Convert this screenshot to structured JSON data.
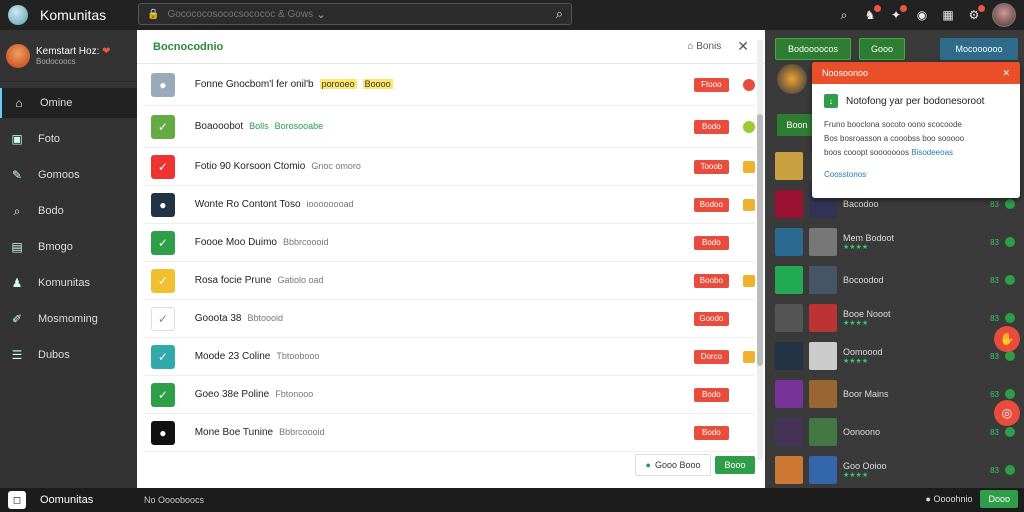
{
  "app": {
    "name": "Komunitas"
  },
  "search": {
    "placeholder": "Gocococosococsocococ & Gows"
  },
  "profile": {
    "name": "Kemstart Hoz:",
    "sub": "Bodocoocs"
  },
  "sidebar": {
    "items": [
      {
        "label": "Omine",
        "icon": "home-icon",
        "glyph": "⌂"
      },
      {
        "label": "Foto",
        "icon": "image-icon",
        "glyph": "▣"
      },
      {
        "label": "Gomoos",
        "icon": "pen-icon",
        "glyph": "✎"
      },
      {
        "label": "Bodo",
        "icon": "search-icon",
        "glyph": "⌕"
      },
      {
        "label": "Bmogo",
        "icon": "folder-icon",
        "glyph": "▤"
      },
      {
        "label": "Komunitas",
        "icon": "people-icon",
        "glyph": "♟"
      },
      {
        "label": "Mosmoming",
        "icon": "brush-icon",
        "glyph": "✐"
      },
      {
        "label": "Dubos",
        "icon": "list-icon",
        "glyph": "☰"
      }
    ]
  },
  "main": {
    "title": "Bocnocodnio",
    "options_label": "Bonis",
    "rows": [
      {
        "text": "Fonne Gnocbom'l fer onil'b",
        "tag": "porooeo",
        "tag2": "Boooo",
        "btn": "Ftooo",
        "mark": "#e74c3c",
        "iconbg": "#9ab"
      },
      {
        "text": "Boaooobot",
        "tag": "Bolls",
        "tag2": "Borosooabe",
        "btn": "Bodo",
        "mark": "#9c3",
        "iconbg": "#6a4"
      },
      {
        "text": "Fotio 90 Korsoon  Ctomio",
        "tag": "Gnoc omoro",
        "tag2": "",
        "btn": "Tooob",
        "mark": "#f0b030",
        "iconbg": "#e33"
      },
      {
        "text": "Wonte Ro Contont  Toso",
        "tag": "ioooooooad",
        "tag2": "",
        "btn": "Bodoo",
        "mark": "#f0b030",
        "iconbg": "#234"
      },
      {
        "text": "Foooe Moo  Duimo",
        "tag": "Bbbrcoooid",
        "tag2": "",
        "btn": "Bodo",
        "mark": "",
        "iconbg": "#2e9e4a"
      },
      {
        "text": "Rosa focie  Prune",
        "tag": "Gatiolo oad",
        "tag2": "",
        "btn": "Boobo",
        "mark": "#f0b030",
        "iconbg": "#f0c030"
      },
      {
        "text": "Gooota 38",
        "tag": "Bbtoooid",
        "tag2": "",
        "btn": "Goodo",
        "mark": "",
        "iconbg": "#fff"
      },
      {
        "text": "Moode 23  Coline",
        "tag": "Tbtoobooo",
        "tag2": "",
        "btn": "Dorco",
        "mark": "#f0b030",
        "iconbg": "#3aa"
      },
      {
        "text": "Goeo 38e  Poline",
        "tag": "Fbtonooo",
        "tag2": "",
        "btn": "Bodo",
        "mark": "",
        "iconbg": "#2e9e4a"
      },
      {
        "text": "Mone Boe  Tunine",
        "tag": "Bbbrcoooid",
        "tag2": "",
        "btn": "Bodo",
        "mark": "",
        "iconbg": "#111"
      }
    ],
    "footer": {
      "secondary": "Gooo Booo",
      "primary": "Booo"
    }
  },
  "right": {
    "buttons": [
      {
        "label": "Bodoooocos"
      },
      {
        "label": "Gooo"
      },
      {
        "label": "Mocoooooo"
      }
    ],
    "section_label": "Boon",
    "list": [
      {
        "name": "",
        "rating": "",
        "num": "",
        "c1": "#c8a040",
        "c2": "#444"
      },
      {
        "name": "Bacodoo",
        "rating": "",
        "num": "83",
        "c1": "#913",
        "c2": "#335"
      },
      {
        "name": "Mem Bodoot",
        "rating": "★★★★",
        "num": "83",
        "c1": "#2a6a90",
        "c2": "#777"
      },
      {
        "name": "Bocoodod",
        "rating": "",
        "num": "83",
        "c1": "#2a5",
        "c2": "#456"
      },
      {
        "name": "Booe Nooot",
        "rating": "★★★★",
        "num": "83",
        "c1": "#555",
        "c2": "#b33"
      },
      {
        "name": "Oomoood",
        "rating": "★★★★",
        "num": "83",
        "c1": "#234",
        "c2": "#ccc"
      },
      {
        "name": "Boor Mains",
        "rating": "",
        "num": "63",
        "c1": "#739",
        "c2": "#963"
      },
      {
        "name": "Oonoono",
        "rating": "",
        "num": "83",
        "c1": "#435",
        "c2": "#474"
      },
      {
        "name": "Goo Ooioo",
        "rating": "★★★★",
        "num": "83",
        "c1": "#c73",
        "c2": "#36a"
      }
    ]
  },
  "popup": {
    "title": "Noosoonoo",
    "heading": "Notofong yar per bodonesoroot",
    "desc1": "Fruno booclona  socoto oono scocoode",
    "desc2": "Bos bosroasson a  cooobss boo sooooo",
    "desc3": "boos cooopt sooooooos",
    "link": "Bisodeeoas",
    "more": "Coosstonos"
  },
  "bottom": {
    "name": "Oomunitas",
    "status": "No Ooooboocs",
    "right_label": "Oooohnio",
    "right_button": "Dooo"
  },
  "colors": {
    "accent": "#2e9e4a",
    "danger": "#e74c3c",
    "popup_header": "#e9502a"
  }
}
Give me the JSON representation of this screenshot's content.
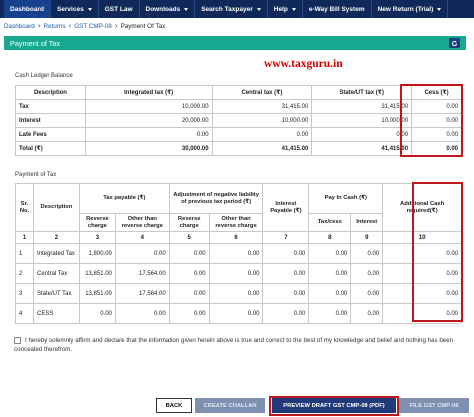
{
  "nav": {
    "items": [
      {
        "label": "Dashboard",
        "caret": false,
        "active": true
      },
      {
        "label": "Services",
        "caret": true,
        "active": false
      },
      {
        "label": "GST Law",
        "caret": false,
        "active": false
      },
      {
        "label": "Downloads",
        "caret": true,
        "active": false
      },
      {
        "label": "Search Taxpayer",
        "caret": true,
        "active": false
      },
      {
        "label": "Help",
        "caret": true,
        "active": false
      },
      {
        "label": "e-Way Bill System",
        "caret": false,
        "active": false
      },
      {
        "label": "New Return (Trial)",
        "caret": true,
        "active": false
      }
    ]
  },
  "breadcrumb": {
    "items": [
      "Dashboard",
      "Returns",
      "GST CMP-08"
    ],
    "current": "Payment Of Tax"
  },
  "header": {
    "title": "Payment of Tax",
    "refresh_icon": "refresh-icon"
  },
  "watermark": "www.taxguru.in",
  "ledger": {
    "section_label": "Cash Ledger Balance",
    "headers": [
      "Description",
      "Integrated tax (₹)",
      "Central tax (₹)",
      "State/UT tax (₹)",
      "Cess (₹)"
    ],
    "rows": [
      [
        "Tax",
        "10,000.00",
        "31,415.00",
        "31,415.00",
        "0.00"
      ],
      [
        "Interest",
        "20,000.00",
        "10,000.00",
        "10,000.00",
        "0.00"
      ],
      [
        "Late Fees",
        "0.00",
        "0.00",
        "0.00",
        "0.00"
      ],
      [
        "Total (₹)",
        "30,000.00",
        "41,415.00",
        "41,415.00",
        "0.00"
      ]
    ]
  },
  "payment": {
    "section_label": "Payment of Tax",
    "headers": {
      "sr_no": "Sr. No.",
      "description": "Description",
      "tax_payable": "Tax payable (₹)",
      "adjustment": "Adjustment of negative liability of previous tax period (₹)",
      "interest_payable": "Interest Payable (₹)",
      "pay_in_cash": "Pay In Cash (₹)",
      "additional_cash": "Additional Cash required(₹)",
      "reverse_charge": "Reverse charge",
      "other_than_reverse": "Other than reverse charge",
      "tax_cash": "Tax/cess",
      "interest": "Interest"
    },
    "col_numbers": [
      "1",
      "2",
      "3",
      "4",
      "5",
      "6",
      "7",
      "8",
      "9",
      "10"
    ],
    "rows": [
      {
        "sr": "1",
        "desc": "Integrated Tax",
        "rc": "1,800.00",
        "orc": "0.00",
        "adj_rc": "0.00",
        "adj_orc": "0.00",
        "int": "0.00",
        "tax": "0.00",
        "intc": "0.00",
        "add": "0.00"
      },
      {
        "sr": "2",
        "desc": "Central Tax",
        "rc": "13,851.00",
        "orc": "17,564.00",
        "adj_rc": "0.00",
        "adj_orc": "0.00",
        "int": "0.00",
        "tax": "0.00",
        "intc": "0.00",
        "add": "0.00"
      },
      {
        "sr": "3",
        "desc": "State/UT Tax",
        "rc": "13,851.00",
        "orc": "17,564.00",
        "adj_rc": "0.00",
        "adj_orc": "0.00",
        "int": "0.00",
        "tax": "0.00",
        "intc": "0.00",
        "add": "0.00"
      },
      {
        "sr": "4",
        "desc": "CESS",
        "rc": "0.00",
        "orc": "0.00",
        "adj_rc": "0.00",
        "adj_orc": "0.00",
        "int": "0.00",
        "tax": "0.00",
        "intc": "0.00",
        "add": "0.00"
      }
    ]
  },
  "declaration": "I hereby solemnly affirm and declare that the information given herein above is true and correct to the best of my knowledge and belief and nothing has been concealed therefrom.",
  "buttons": {
    "back": "BACK",
    "create_challan": "CREATE CHALLAN",
    "preview": "PREVIEW DRAFT GST CMP-08 (PDF)",
    "file": "FILE GST CMP-08"
  }
}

### WRITTEN TASK
Reply with nothing but the number of lines in the data above that contain "screenshot".

### ANSWER BELOW
2